Stated exercise —
Reproduce every entry exactly as shown.

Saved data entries
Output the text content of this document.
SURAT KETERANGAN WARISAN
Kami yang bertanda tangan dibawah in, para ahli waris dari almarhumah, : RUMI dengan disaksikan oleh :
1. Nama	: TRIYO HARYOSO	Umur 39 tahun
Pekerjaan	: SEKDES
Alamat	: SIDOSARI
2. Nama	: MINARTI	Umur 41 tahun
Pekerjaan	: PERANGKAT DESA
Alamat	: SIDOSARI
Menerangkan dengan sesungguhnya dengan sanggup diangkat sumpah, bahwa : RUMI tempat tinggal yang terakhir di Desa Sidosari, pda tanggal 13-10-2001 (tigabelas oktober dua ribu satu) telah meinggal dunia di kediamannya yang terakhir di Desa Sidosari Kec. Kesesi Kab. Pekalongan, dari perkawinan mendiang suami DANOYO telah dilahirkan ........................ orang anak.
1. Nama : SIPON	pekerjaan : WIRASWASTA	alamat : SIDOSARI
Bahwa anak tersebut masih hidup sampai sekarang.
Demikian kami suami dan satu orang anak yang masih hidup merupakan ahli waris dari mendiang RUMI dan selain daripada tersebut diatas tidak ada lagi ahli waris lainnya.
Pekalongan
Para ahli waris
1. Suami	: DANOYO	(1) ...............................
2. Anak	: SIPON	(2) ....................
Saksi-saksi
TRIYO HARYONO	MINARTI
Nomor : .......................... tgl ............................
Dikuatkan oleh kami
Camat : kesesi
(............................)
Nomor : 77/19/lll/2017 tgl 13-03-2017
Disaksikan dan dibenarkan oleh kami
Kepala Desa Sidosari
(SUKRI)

Written response —
Output the text content of this document.
SURAT KETERANGAN WARISAN
Kami yang bertanda tangan dibawah in, para ahli waris dari almarhumah, : RUMI dengan disaksikan oleh :
1. Nama	: TRIYO HARYOSO	Umur 39 tahun
Pekerjaan	: SEKDES
Alamat	: SIDOSARI
2. Nama	: MINARTI	Umur 41 tahun
Pekerjaan	: PERANGKAT DESA
Alamat	: SIDOSARI
Menerangkan dengan sesungguhnya dengan sanggup diangkat sumpah, bahwa : RUMI tempat tinggal yang terakhir di Desa Sidosari, pda tanggal 13-10-2001 (tigabelas oktober dua ribu satu) telah meinggal dunia di kediamannya yang terakhir di Desa Sidosari Kec. Kesesi Kab. Pekalongan, dari perkawinan mendiang suami DANOYO telah dilahirkan ........................ orang anak.
1. Nama : SIPON	pekerjaan : WIRASWASTA	alamat : SIDOSARI
Bahwa anak tersebut masih hidup sampai sekarang.
Demikian kami suami dan satu orang anak yang masih hidup merupakan ahli waris dari mendiang RUMI dan selain daripada tersebut diatas tidak ada lagi ahli waris lainnya.
Pekalongan
Para ahli waris
1. Suami	: DANOYO	(1) ...............................
2. Anak	: SIPON	(2) ....................
Saksi-saksi
TRIYO HARYONO	MINARTI
Nomor : .......................... tgl ............................
Dikuatkan oleh kami
Camat : kesesi
(............................)
Nomor : 77/19/lll/2017 tgl 13-03-2017
Disaksikan dan dibenarkan oleh kami
Kepala Desa Sidosari
(SUKRI)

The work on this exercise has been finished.